Some records
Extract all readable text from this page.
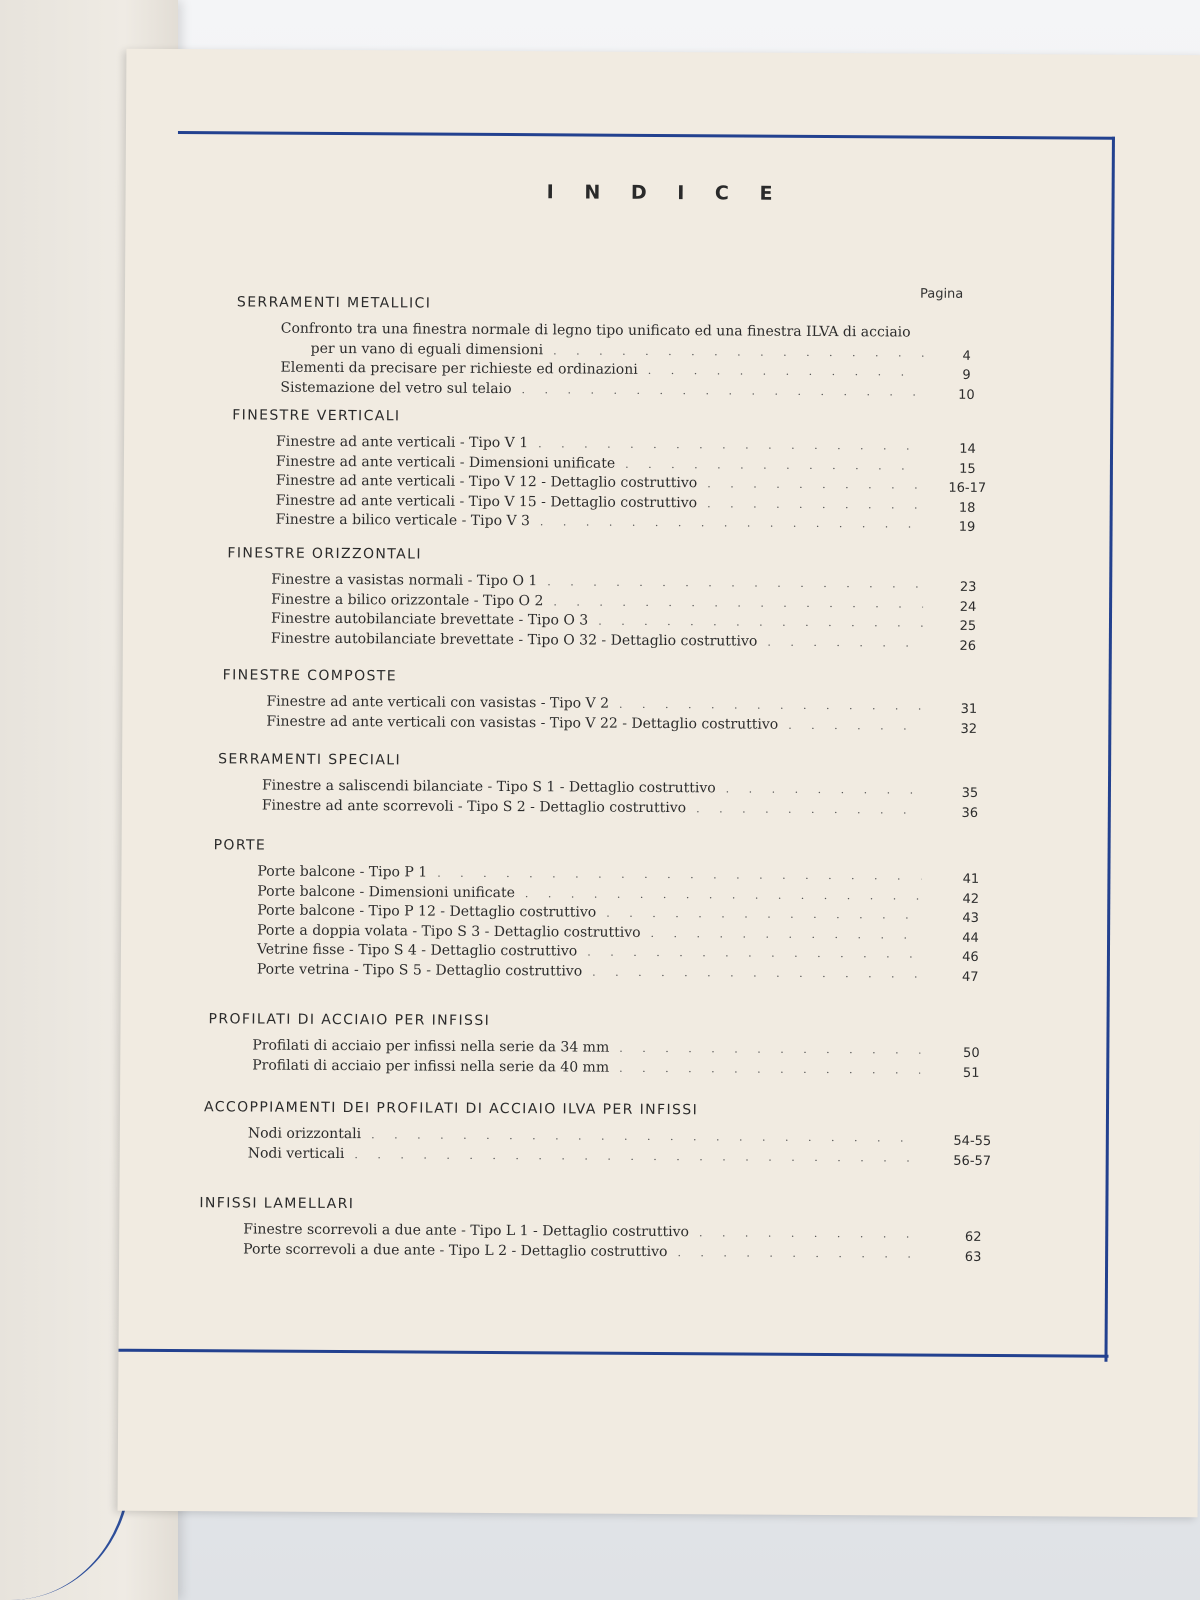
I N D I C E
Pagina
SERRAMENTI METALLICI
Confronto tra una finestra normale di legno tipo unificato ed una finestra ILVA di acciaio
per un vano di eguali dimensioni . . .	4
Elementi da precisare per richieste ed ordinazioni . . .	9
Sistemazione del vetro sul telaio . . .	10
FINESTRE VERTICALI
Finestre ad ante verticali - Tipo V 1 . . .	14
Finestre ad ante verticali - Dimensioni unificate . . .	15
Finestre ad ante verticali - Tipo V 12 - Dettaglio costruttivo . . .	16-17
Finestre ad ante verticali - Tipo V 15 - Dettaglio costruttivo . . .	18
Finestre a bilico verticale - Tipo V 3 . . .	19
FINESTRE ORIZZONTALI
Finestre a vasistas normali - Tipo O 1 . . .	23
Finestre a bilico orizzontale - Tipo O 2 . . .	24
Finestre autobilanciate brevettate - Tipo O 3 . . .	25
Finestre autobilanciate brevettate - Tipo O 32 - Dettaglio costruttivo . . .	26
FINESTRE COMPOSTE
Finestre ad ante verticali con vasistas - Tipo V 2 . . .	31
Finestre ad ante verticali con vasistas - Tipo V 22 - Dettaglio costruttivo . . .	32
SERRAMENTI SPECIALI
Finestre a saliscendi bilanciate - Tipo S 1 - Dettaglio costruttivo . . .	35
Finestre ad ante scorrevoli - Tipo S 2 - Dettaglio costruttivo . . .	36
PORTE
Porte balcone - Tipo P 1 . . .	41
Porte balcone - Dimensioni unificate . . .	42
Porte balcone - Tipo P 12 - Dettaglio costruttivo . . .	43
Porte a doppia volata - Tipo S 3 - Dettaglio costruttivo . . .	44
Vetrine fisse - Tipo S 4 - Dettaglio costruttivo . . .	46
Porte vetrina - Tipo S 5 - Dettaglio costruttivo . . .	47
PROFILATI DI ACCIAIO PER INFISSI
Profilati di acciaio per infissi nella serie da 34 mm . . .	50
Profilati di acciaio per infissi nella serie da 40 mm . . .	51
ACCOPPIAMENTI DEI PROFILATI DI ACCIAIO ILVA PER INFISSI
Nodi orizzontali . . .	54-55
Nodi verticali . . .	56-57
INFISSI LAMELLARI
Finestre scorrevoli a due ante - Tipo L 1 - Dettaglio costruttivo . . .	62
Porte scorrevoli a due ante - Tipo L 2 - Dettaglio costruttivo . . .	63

* * *

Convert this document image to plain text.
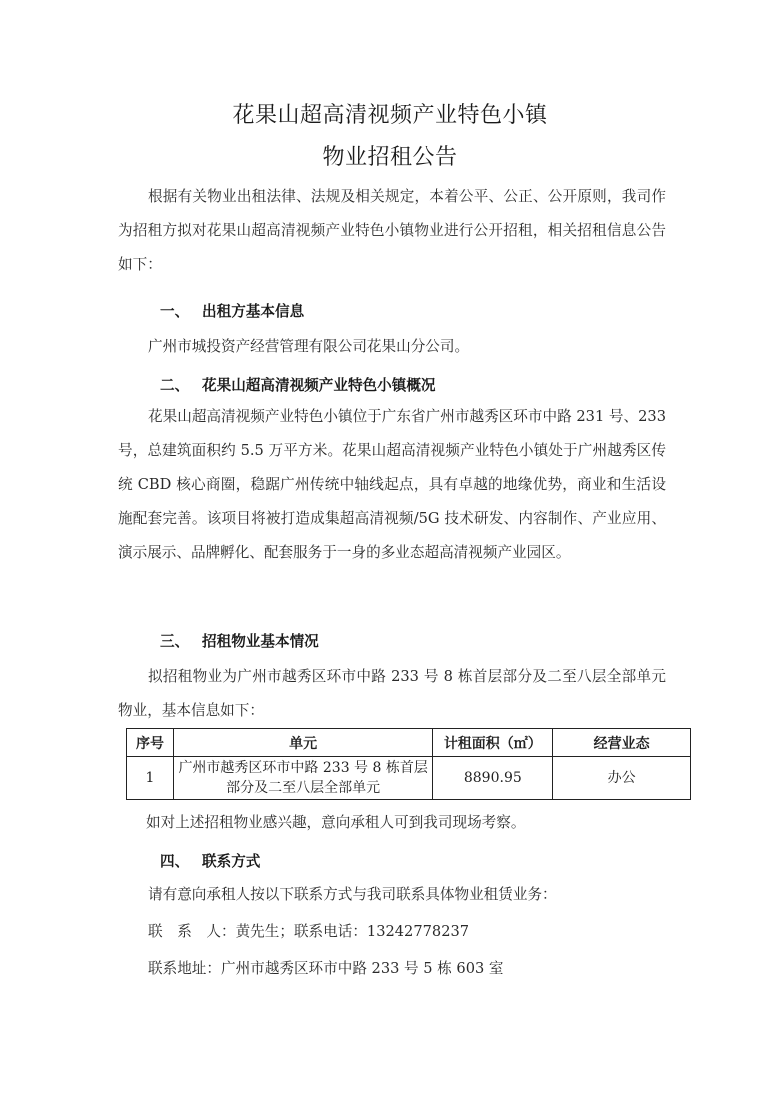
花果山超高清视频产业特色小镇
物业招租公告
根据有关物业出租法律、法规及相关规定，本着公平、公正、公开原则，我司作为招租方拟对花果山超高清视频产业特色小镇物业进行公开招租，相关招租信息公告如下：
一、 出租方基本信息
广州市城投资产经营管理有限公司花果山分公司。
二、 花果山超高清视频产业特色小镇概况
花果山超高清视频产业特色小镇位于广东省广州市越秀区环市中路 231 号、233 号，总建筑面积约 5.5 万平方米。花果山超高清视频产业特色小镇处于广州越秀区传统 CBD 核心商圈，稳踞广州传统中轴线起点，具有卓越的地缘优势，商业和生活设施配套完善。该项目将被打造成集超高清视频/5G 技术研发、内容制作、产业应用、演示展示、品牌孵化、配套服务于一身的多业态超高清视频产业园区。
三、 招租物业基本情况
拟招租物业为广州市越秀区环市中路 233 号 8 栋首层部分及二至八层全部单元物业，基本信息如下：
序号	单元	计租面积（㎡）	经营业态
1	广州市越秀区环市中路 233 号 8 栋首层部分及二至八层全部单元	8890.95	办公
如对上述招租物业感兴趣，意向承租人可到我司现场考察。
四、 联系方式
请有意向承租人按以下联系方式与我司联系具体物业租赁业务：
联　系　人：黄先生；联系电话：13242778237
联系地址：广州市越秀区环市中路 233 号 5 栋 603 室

...

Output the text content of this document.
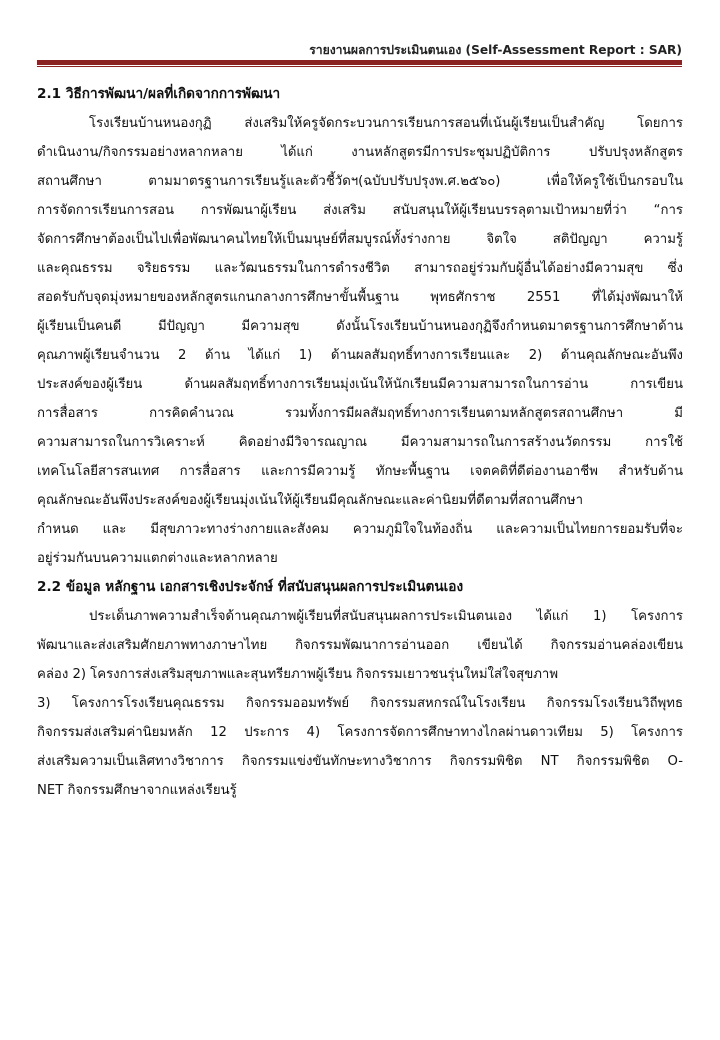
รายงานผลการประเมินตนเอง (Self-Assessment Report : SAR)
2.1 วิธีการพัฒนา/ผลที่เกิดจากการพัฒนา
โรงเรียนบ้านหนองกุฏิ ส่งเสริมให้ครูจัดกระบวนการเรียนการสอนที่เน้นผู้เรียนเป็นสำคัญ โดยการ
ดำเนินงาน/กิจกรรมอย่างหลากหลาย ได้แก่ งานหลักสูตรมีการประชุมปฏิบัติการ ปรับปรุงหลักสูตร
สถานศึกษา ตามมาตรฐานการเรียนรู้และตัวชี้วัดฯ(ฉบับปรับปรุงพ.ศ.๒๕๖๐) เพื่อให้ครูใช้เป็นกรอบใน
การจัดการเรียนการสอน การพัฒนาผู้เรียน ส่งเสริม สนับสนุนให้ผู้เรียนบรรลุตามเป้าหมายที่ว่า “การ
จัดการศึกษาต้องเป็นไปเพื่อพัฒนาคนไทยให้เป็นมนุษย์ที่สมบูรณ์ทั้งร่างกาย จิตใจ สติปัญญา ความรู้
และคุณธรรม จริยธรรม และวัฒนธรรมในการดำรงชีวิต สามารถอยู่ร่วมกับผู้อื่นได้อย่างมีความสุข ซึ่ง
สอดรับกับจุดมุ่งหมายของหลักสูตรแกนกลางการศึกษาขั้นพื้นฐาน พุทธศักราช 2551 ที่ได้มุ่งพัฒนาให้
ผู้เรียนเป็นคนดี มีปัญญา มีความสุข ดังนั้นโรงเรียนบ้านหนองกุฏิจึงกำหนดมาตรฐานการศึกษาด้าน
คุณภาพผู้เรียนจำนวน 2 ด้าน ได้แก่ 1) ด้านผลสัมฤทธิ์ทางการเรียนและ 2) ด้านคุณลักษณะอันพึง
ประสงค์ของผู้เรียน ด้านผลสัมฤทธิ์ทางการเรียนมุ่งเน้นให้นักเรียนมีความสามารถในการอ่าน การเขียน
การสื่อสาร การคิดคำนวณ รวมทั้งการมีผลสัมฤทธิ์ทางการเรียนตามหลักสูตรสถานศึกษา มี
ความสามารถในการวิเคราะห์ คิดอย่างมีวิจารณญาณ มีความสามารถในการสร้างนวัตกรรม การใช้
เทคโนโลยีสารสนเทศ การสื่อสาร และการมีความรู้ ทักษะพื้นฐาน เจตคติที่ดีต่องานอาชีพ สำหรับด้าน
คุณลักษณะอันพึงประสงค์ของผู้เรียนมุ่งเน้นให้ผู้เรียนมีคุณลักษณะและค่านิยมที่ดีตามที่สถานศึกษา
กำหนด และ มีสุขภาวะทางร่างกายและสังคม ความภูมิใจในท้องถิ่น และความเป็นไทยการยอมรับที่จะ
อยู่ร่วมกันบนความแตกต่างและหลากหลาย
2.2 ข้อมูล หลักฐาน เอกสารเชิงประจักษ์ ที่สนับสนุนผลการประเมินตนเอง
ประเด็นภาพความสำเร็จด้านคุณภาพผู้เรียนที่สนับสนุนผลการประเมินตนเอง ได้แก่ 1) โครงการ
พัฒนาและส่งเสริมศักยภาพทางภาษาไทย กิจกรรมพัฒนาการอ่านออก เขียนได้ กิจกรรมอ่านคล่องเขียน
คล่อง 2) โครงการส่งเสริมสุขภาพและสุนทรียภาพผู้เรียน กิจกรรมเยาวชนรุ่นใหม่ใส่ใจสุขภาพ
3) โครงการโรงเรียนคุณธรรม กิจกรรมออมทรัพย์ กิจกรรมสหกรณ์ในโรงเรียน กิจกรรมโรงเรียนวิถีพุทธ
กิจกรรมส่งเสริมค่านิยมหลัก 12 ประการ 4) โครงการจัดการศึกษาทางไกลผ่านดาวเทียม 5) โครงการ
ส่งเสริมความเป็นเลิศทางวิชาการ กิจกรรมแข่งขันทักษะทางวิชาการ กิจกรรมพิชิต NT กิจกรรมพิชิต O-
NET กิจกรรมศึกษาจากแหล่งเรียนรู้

STATED EXERCISE. Gather each line of the listing that holds the string "ณธรรม".

ANSWER TO THIS EXERCISE.
และคุณธรรม จริยธรรม และวัฒนธรรมในการดำรงชีวิต สามารถอยู่ร่วมกับผู้อื่นได้อย่างมีความสุข ซึ่ง
3) โครงการโรงเรียนคุณธรรม กิจกรรมออมทรัพย์ กิจกรรมสหกรณ์ในโรงเรียน กิจกรรมโรงเรียนวิถีพุทธ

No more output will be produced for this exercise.